▶ Written task:
Return each line of the material verbatim.

Stored records:
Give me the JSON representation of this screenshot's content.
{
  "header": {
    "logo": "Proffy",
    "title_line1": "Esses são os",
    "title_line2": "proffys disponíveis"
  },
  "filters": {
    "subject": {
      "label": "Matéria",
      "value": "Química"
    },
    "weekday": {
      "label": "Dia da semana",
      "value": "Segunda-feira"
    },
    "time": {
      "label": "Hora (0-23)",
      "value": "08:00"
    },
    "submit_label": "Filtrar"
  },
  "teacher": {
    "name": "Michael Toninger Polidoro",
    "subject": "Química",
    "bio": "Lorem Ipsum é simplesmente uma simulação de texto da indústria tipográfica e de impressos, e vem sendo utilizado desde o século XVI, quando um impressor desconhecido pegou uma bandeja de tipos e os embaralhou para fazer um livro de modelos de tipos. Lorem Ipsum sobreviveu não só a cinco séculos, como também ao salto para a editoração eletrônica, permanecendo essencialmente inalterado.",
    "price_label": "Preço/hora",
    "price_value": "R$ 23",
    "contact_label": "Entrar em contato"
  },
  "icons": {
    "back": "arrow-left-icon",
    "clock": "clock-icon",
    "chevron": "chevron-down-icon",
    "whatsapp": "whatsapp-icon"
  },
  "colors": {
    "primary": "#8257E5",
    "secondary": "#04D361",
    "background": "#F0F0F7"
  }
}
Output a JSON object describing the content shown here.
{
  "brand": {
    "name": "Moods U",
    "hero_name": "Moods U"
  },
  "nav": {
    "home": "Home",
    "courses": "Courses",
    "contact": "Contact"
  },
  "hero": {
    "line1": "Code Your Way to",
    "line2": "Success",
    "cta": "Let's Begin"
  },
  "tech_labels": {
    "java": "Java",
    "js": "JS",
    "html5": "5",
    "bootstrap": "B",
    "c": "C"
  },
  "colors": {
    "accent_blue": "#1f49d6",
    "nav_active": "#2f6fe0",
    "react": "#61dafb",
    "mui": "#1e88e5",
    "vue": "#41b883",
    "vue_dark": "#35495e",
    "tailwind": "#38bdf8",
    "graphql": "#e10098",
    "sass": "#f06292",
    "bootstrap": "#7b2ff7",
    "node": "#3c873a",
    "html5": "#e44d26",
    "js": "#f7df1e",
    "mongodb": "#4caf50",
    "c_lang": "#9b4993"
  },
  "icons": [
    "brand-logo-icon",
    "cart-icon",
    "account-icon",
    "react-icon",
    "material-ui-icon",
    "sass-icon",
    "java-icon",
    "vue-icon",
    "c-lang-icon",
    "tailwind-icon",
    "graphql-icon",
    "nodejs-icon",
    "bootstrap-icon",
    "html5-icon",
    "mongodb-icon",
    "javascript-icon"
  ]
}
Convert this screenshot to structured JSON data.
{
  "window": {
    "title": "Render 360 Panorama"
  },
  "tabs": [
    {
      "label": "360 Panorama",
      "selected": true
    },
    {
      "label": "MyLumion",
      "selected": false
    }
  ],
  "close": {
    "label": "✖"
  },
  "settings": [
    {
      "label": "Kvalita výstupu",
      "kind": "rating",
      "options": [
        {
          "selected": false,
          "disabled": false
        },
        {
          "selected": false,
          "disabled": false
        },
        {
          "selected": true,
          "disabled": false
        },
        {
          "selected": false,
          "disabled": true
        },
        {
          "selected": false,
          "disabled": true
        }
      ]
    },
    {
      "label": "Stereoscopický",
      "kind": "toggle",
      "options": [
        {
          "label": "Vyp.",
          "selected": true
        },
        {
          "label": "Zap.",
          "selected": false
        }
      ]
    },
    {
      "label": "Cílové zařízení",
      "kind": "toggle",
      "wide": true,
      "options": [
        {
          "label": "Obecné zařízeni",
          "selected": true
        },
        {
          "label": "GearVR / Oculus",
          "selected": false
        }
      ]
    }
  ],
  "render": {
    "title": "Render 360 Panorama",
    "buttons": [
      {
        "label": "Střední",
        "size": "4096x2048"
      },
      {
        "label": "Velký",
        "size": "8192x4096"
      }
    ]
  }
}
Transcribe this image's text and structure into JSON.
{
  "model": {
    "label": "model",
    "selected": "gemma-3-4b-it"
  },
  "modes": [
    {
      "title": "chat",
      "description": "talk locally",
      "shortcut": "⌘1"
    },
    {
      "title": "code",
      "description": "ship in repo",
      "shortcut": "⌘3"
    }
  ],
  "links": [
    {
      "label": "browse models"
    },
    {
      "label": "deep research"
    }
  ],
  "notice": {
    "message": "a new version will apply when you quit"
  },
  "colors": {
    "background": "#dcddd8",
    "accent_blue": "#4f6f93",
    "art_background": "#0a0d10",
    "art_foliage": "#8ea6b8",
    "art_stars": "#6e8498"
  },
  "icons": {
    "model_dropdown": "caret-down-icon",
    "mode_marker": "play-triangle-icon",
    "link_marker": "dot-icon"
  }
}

▶ Right answer:
Give me the JSON representation of this screenshot's content.
{
  "header": {
    "logo": "Proffy",
    "title_line1": "Esses são os",
    "title_line2": "proffys disponíveis"
  },
  "filters": {
    "subject": {
      "label": "Matéria",
      "value": "Química"
    },
    "weekday": {
      "label": "Dia da semana",
      "value": "Segunda-feira"
    },
    "time": {
      "label": "Hora (0-23)",
      "value": "08:00"
    },
    "submit_label": "Filtrar"
  },
  "teacher": {
    "name": "Michael Toninger Polidoro",
    "subject": "Química",
    "bio": "Lorem Ipsum é simplesmente uma simulação de texto da indústria tipográfica e de impressos, e vem sendo utilizado desde o século XVI, quando um impressor desconhecido pegou uma bandeja de tipos e os embaralhou para fazer um livro de modelos de tipos. Lorem Ipsum sobreviveu não só a cinco séculos, como também ao salto para a editoração eletrônica, permanecendo essencialmente inalterado.",
    "price_label": "Preço/hora",
    "price_value": "R$ 23",
    "contact_label": "Entrar em contato"
  },
  "icons": {
    "back": "arrow-left-icon",
    "clock": "clock-icon",
    "chevron": "chevron-down-icon",
    "whatsapp": "whatsapp-icon"
  },
  "colors": {
    "primary": "#8257E5",
    "secondary": "#04D361",
    "background": "#F0F0F7"
  }
}
Output a JSON object describing the content shown here.
{
  "brand": {
    "name": "Moods U",
    "hero_name": "Moods U"
  },
  "nav": {
    "home": "Home",
    "courses": "Courses",
    "contact": "Contact"
  },
  "hero": {
    "line1": "Code Your Way to",
    "line2": "Success",
    "cta": "Let's Begin"
  },
  "tech_labels": {
    "java": "Java",
    "js": "JS",
    "html5": "5",
    "bootstrap": "B",
    "c": "C"
  },
  "colors": {
    "accent_blue": "#1f49d6",
    "nav_active": "#2f6fe0",
    "react": "#61dafb",
    "mui": "#1e88e5",
    "vue": "#41b883",
    "vue_dark": "#35495e",
    "tailwind": "#38bdf8",
    "graphql": "#e10098",
    "sass": "#f06292",
    "bootstrap": "#7b2ff7",
    "node": "#3c873a",
    "html5": "#e44d26",
    "js": "#f7df1e",
    "mongodb": "#4caf50",
    "c_lang": "#9b4993"
  },
  "icons": [
    "brand-logo-icon",
    "cart-icon",
    "account-icon",
    "react-icon",
    "material-ui-icon",
    "sass-icon",
    "java-icon",
    "vue-icon",
    "c-lang-icon",
    "tailwind-icon",
    "graphql-icon",
    "nodejs-icon",
    "bootstrap-icon",
    "html5-icon",
    "mongodb-icon",
    "javascript-icon"
  ]
}
Convert this screenshot to structured JSON data.
{
  "window": {
    "title": "Render 360 Panorama"
  },
  "tabs": [
    {
      "label": "360 Panorama",
      "selected": true
    },
    {
      "label": "MyLumion",
      "selected": false
    }
  ],
  "close": {
    "label": "✖"
  },
  "settings": [
    {
      "label": "Kvalita výstupu",
      "kind": "rating",
      "options": [
        {
          "selected": false,
          "disabled": false
        },
        {
          "selected": false,
          "disabled": false
        },
        {
          "selected": true,
          "disabled": false
        },
        {
          "selected": false,
          "disabled": true
        },
        {
          "selected": false,
          "disabled": true
        }
      ]
    },
    {
      "label": "Stereoscopický",
      "kind": "toggle",
      "options": [
        {
          "label": "Vyp.",
          "selected": true
        },
        {
          "label": "Zap.",
          "selected": false
        }
      ]
    },
    {
      "label": "Cílové zařízení",
      "kind": "toggle",
      "wide": true,
      "options": [
        {
          "label": "Obecné zařízeni",
          "selected": true
        },
        {
          "label": "GearVR / Oculus",
          "selected": false
        }
      ]
    }
  ],
  "render": {
    "title": "Render 360 Panorama",
    "buttons": [
      {
        "label": "Střední",
        "size": "4096x2048"
      },
      {
        "label": "Velký",
        "size": "8192x4096"
      }
    ]
  }
}
Transcribe this image's text and structure into JSON.
{
  "model": {
    "label": "model",
    "selected": "gemma-3-4b-it"
  },
  "modes": [
    {
      "title": "chat",
      "description": "talk locally",
      "shortcut": "⌘1"
    },
    {
      "title": "code",
      "description": "ship in repo",
      "shortcut": "⌘3"
    }
  ],
  "links": [
    {
      "label": "browse models"
    },
    {
      "label": "deep research"
    }
  ],
  "notice": {
    "message": "a new version will apply when you quit"
  },
  "colors": {
    "background": "#dcddd8",
    "accent_blue": "#4f6f93",
    "art_background": "#0a0d10",
    "art_foliage": "#8ea6b8",
    "art_stars": "#6e8498"
  },
  "icons": {
    "model_dropdown": "caret-down-icon",
    "mode_marker": "play-triangle-icon",
    "link_marker": "dot-icon"
  }
}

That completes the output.